## WORK TO BE COMPLETED
Gather every line of the entries that includes the word "春暖花开".

--- START OF RECORDS FOR THIS TASK ---

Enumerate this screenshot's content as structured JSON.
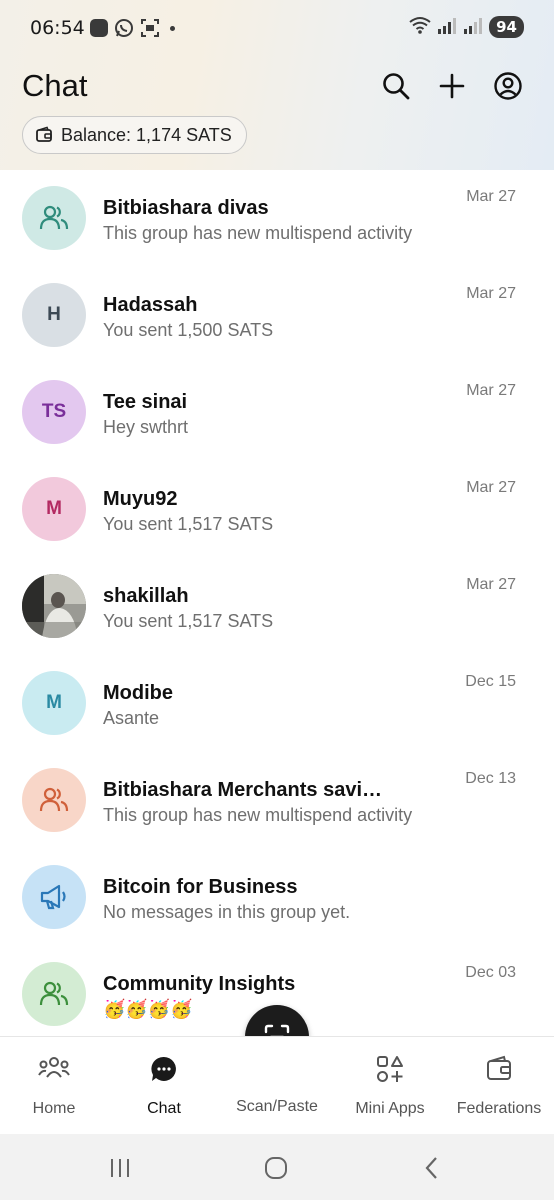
{
  "status_bar": {
    "time": "06:54",
    "battery": "94"
  },
  "header": {
    "title": "Chat",
    "balance": "Balance: 1,174 SATS"
  },
  "chats": [
    {
      "name": "Bitbiashara divas",
      "preview": "This group has new multispend activity",
      "date": "Mar 27",
      "avatar_type": "group",
      "avatar_bg": "#cfe9e5",
      "avatar_fg": "#2f8c7c"
    },
    {
      "name": "Hadassah",
      "preview": "You sent 1,500 SATS",
      "date": "Mar 27",
      "avatar_type": "initials",
      "initials": "H",
      "avatar_bg": "#d9dfe4",
      "avatar_fg": "#3d4a55"
    },
    {
      "name": "Tee sinai",
      "preview": "Hey swthrt",
      "date": "Mar 27",
      "avatar_type": "initials",
      "initials": "TS",
      "avatar_bg": "#e3c8ef",
      "avatar_fg": "#7a2f9a"
    },
    {
      "name": "Muyu92",
      "preview": "You sent 1,517 SATS",
      "date": "Mar 27",
      "avatar_type": "initials",
      "initials": "M",
      "avatar_bg": "#f2c9dc",
      "avatar_fg": "#b32a62"
    },
    {
      "name": "shakillah",
      "preview": "You sent 1,517 SATS",
      "date": "Mar 27",
      "avatar_type": "photo",
      "avatar_bg": "#8a8a8a",
      "avatar_fg": "#ffffff"
    },
    {
      "name": "Modibe",
      "preview": "Asante",
      "date": "Dec 15",
      "avatar_type": "initials",
      "initials": "M",
      "avatar_bg": "#c9ebf1",
      "avatar_fg": "#2a8aa3"
    },
    {
      "name": "Bitbiashara Merchants savi…",
      "preview": "This group has new multispend activity",
      "date": "Dec 13",
      "avatar_type": "group",
      "avatar_bg": "#f8d6c8",
      "avatar_fg": "#d0603a"
    },
    {
      "name": "Bitcoin for Business",
      "preview": "No messages in this group yet.",
      "date": "",
      "avatar_type": "megaphone",
      "avatar_bg": "#c6e2f6",
      "avatar_fg": "#2a78b8"
    },
    {
      "name": "Community Insights",
      "preview": "🥳🥳🥳🥳",
      "date": "Dec 03",
      "avatar_type": "group",
      "avatar_bg": "#d3ecd3",
      "avatar_fg": "#3c8f3c"
    }
  ],
  "nav": {
    "home": "Home",
    "chat": "Chat",
    "scan": "Scan/Paste",
    "mini_apps": "Mini Apps",
    "federations": "Federations"
  },
  "icons": {
    "search": "search-icon",
    "add": "plus-icon",
    "profile": "profile-icon",
    "wallet": "wallet-icon"
  }
}
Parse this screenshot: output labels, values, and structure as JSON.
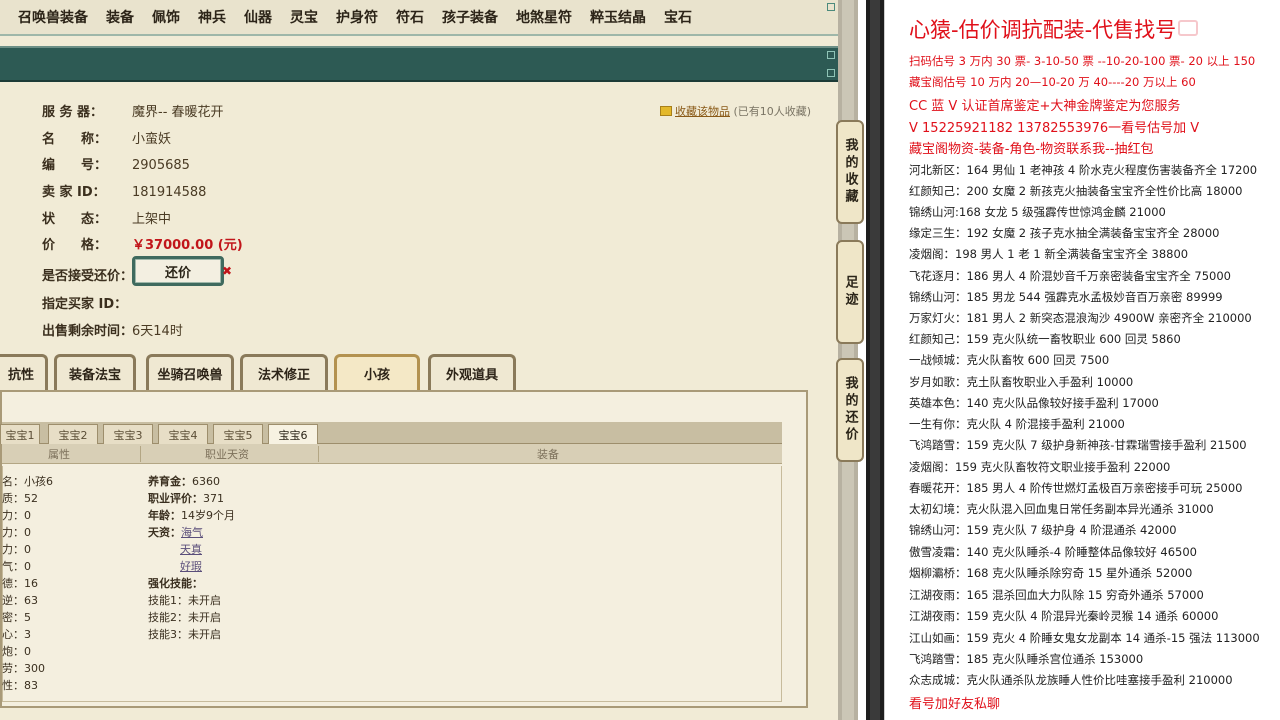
{
  "nav": [
    "召唤兽装备",
    "装备",
    "佩饰",
    "神兵",
    "仙器",
    "灵宝",
    "护身符",
    "符石",
    "孩子装备",
    "地煞星符",
    "粹玉结晶",
    "宝石"
  ],
  "listing": {
    "server_label": "服 务 器：",
    "server_value": "魔界-- 春暖花开",
    "name_label": "名　　称：",
    "name_value": "小蛮妖",
    "id_label": "编　　号：",
    "id_value": "2905685",
    "seller_label": "卖 家 ID：",
    "seller_value": "181914588",
    "status_label": "状　　态：",
    "status_value": "上架中",
    "price_label": "价　　格：",
    "price_value": "￥37000.00 (元)",
    "haggle_label": "是否接受还价：",
    "haggle_button": "还价",
    "buyer_label": "指定买家 ID：",
    "time_label": "出售剩余时间：",
    "time_value": "6天14时",
    "fav_link": "收藏该物品",
    "fav_count": "(已有10人收藏)"
  },
  "tabs": [
    "抗性",
    "装备法宝",
    "坐骑召唤兽",
    "法术修正",
    "小孩",
    "外观道具"
  ],
  "active_tab": "小孩",
  "sub_tabs": [
    "宝宝1",
    "宝宝2",
    "宝宝3",
    "宝宝4",
    "宝宝5",
    "宝宝6"
  ],
  "active_sub_tab": "宝宝6",
  "table_headers": [
    "属性",
    "职业天资",
    "装备"
  ],
  "col1": [
    "名：小孩6",
    "质：52",
    "力：0",
    "力：0",
    "力：0",
    "气：0",
    "德：16",
    "逆：63",
    "密：5",
    "心：3",
    "炮：0",
    "劳：300",
    "性：83"
  ],
  "col2": {
    "yuer_k": "养育金：",
    "yuer_v": "6360",
    "pingjia_k": "职业评价：",
    "pingjia_v": "371",
    "age_k": "年龄：",
    "age_v": "14岁9个月",
    "tianzi_k": "天资：",
    "tianzi": [
      "海气",
      "天真",
      "好瑕"
    ],
    "qiang_k": "强化技能：",
    "skills": [
      "技能1：未开启",
      "技能2：未开启",
      "技能3：未开启"
    ]
  },
  "side_tabs": [
    "我的收藏",
    "足迹",
    "我的还价"
  ],
  "right": {
    "title": "心猿-估价调抗配装-代售找号",
    "red_lines": [
      "扫码估号 3 万内 30 票- 3-10-50 票  --10-20-100 票- 20 以上 150",
      "藏宝阁估号 10 万内 20—10-20 万 40----20 万以上 60",
      "CC 蓝 V 认证首席鉴定+大神金牌鉴定为您服务",
      "V 15225921182      13782553976一看号估号加 V",
      "藏宝阁物资-装备-角色-物资联系我--抽红包"
    ],
    "lines": [
      "河北新区：164 男仙 1 老神孩 4 阶水克火程度伤害装备齐全 17200",
      "红颜知己：200 女魔 2 新孩克火抽装备宝宝齐全性价比高 18000",
      "锦绣山河:168 女龙 5 级强霹传世惊鸿金麟 21000",
      "缘定三生：192 女魔 2 孩子克水抽全满装备宝宝齐全 28000",
      "凌烟阁：198 男人 1 老 1 新全满装备宝宝齐全 38800",
      "飞花逐月：186 男人 4 阶混妙音千万亲密装备宝宝齐全 75000",
      "锦绣山河：185 男龙 544 强霹克水孟极妙音百万亲密 89999",
      "万家灯火：181 男人 2 新突态混浪淘沙 4900W 亲密齐全 210000",
      "红颜知己：159 克火队统一畜牧职业 600 回灵 5860",
      "一战倾城：克火队畜牧 600 回灵 7500",
      "岁月如歌：克土队畜牧职业入手盈利 10000",
      "英雄本色：140 克火队品像较好接手盈利 17000",
      "一生有你：克火队 4 阶混接手盈利 21000",
      "飞鸿踏雪：159 克火队 7 级护身新神孩-甘霖瑞雪接手盈利 21500",
      "凌烟阁：159 克火队畜牧符文职业接手盈利 22000",
      "春暖花开：185 男人 4 阶传世燃灯孟极百万亲密接手可玩 25000",
      "太初幻境：克火队混入回血鬼日常任务副本异光通杀 31000",
      "锦绣山河：159 克火队 7 级护身 4 阶混通杀 42000",
      "傲雪凌霜：140 克火队睡杀-4 阶睡整体品像较好 46500",
      "烟柳灞桥：168 克火队睡杀除穷奇 15 星外通杀 52000",
      "江湖夜雨：165 混杀回血大力队除 15 穷奇外通杀 57000",
      "江湖夜雨：159 克火队 4 阶混异光秦岭灵猴 14 通杀 60000",
      "江山如画：159 克火 4 阶睡女鬼女龙副本 14 通杀-15 强法 113000",
      "飞鸿踏雪：185 克火队睡杀宫位通杀 153000",
      "众志成城：克火队通杀队龙族睡人性价比哇塞接手盈利 210000"
    ],
    "bottom": "看号加好友私聊"
  }
}
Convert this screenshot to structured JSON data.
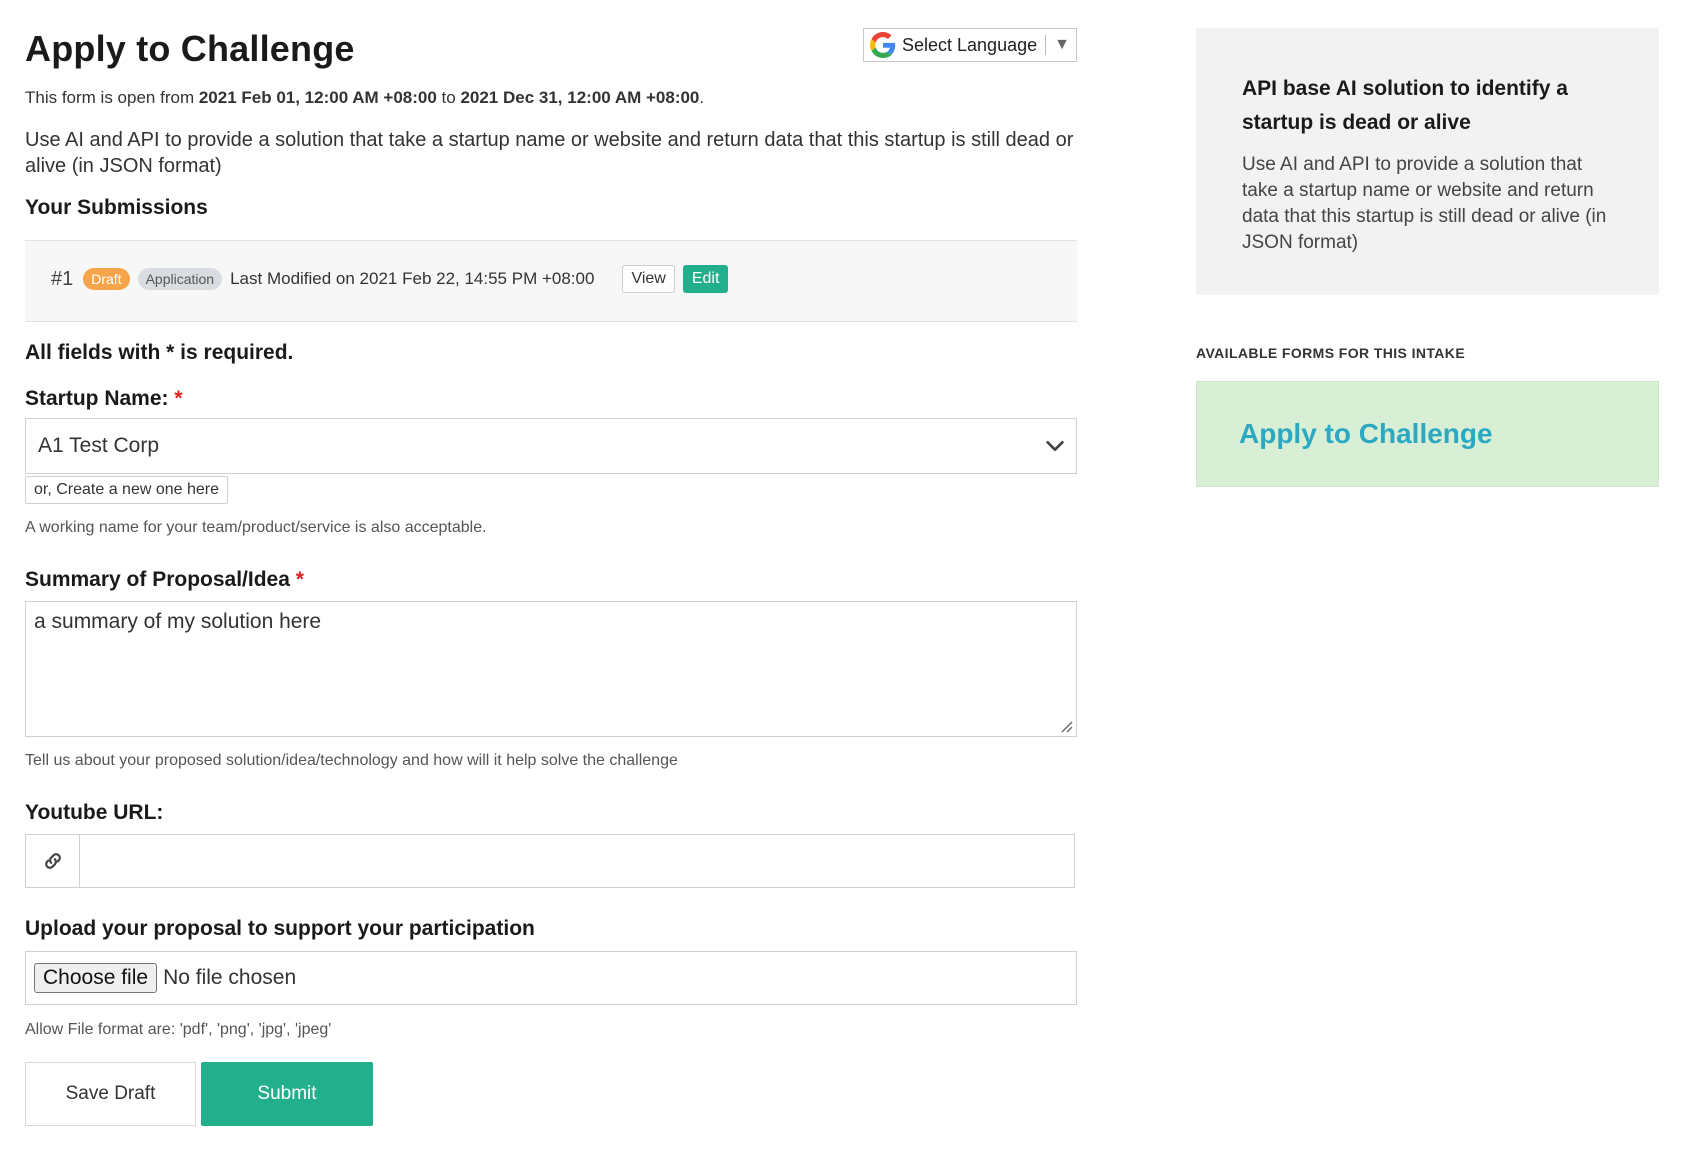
{
  "header": {
    "title": "Apply to Challenge",
    "language_label": "Select Language",
    "open_prefix": "This form is open from ",
    "open_from": "2021 Feb 01, 12:00 AM +08:00",
    "open_to_word": " to ",
    "open_to": "2021 Dec 31, 12:00 AM +08:00",
    "open_suffix": ".",
    "description": "Use AI and API to provide a solution that take a startup name or website and return data that this startup is still dead or alive (in JSON format)"
  },
  "submissions": {
    "heading": "Your Submissions",
    "items": [
      {
        "number": "#1",
        "status_badge": "Draft",
        "type_badge": "Application",
        "modified": "Last Modified on 2021 Feb 22, 14:55 PM +08:00",
        "view_label": "View",
        "edit_label": "Edit"
      }
    ]
  },
  "form": {
    "required_note": "All fields with * is required.",
    "startup": {
      "label": "Startup Name:",
      "required_mark": "*",
      "selected": "A1 Test Corp",
      "create_label": "or, Create a new one here",
      "help": "A working name for your team/product/service is also acceptable."
    },
    "summary": {
      "label": "Summary of Proposal/Idea",
      "required_mark": "*",
      "value": "a summary of my solution here",
      "help": "Tell us about your proposed solution/idea/technology and how will it help solve the challenge"
    },
    "youtube": {
      "label": "Youtube URL:",
      "value": "",
      "icon": "link-icon"
    },
    "upload": {
      "label": "Upload your proposal to support your participation",
      "button": "Choose file",
      "status": "No file chosen",
      "help": "Allow File format are: 'pdf', 'png', 'jpg', 'jpeg'"
    },
    "actions": {
      "save_label": "Save Draft",
      "submit_label": "Submit"
    }
  },
  "sidebar": {
    "card_title": "API base AI solution to identify a startup is dead or alive",
    "card_text": "Use AI and API to provide a solution that take a startup name or website and return data that this startup is still dead or alive (in JSON format)",
    "forms_heading": "AVAILABLE FORMS FOR THIS INTAKE",
    "forms": [
      {
        "label": "Apply to Challenge"
      }
    ]
  },
  "colors": {
    "accent_green": "#22b08c",
    "draft_orange": "#f6a54c",
    "link_teal": "#2ba9c2",
    "form_card_bg": "#d8efd6",
    "required_red": "#e02020"
  }
}
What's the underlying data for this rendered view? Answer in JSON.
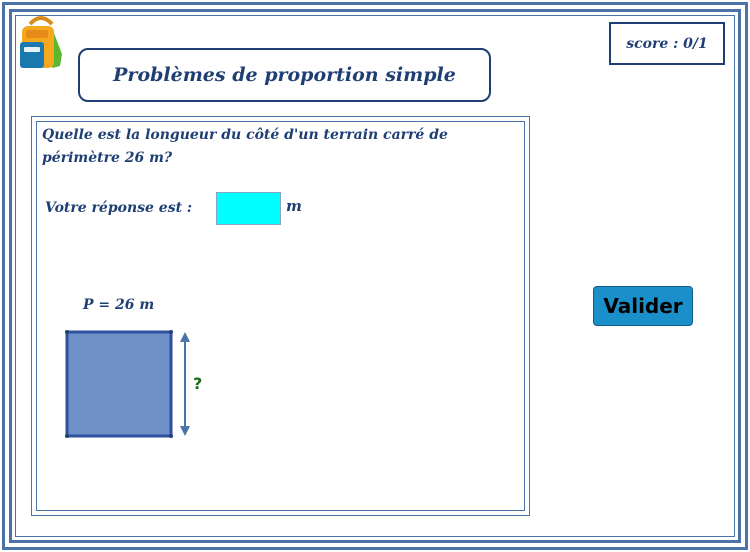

--- END OF RECORDS FOR THIS TASK ---

## WRITTEN RESPONSE
    "server_value": "魔界-- 春暖花开",
      "春暖花开：185 男人 4 阶传世燃灯孟极百万亲密接手可玩 25000",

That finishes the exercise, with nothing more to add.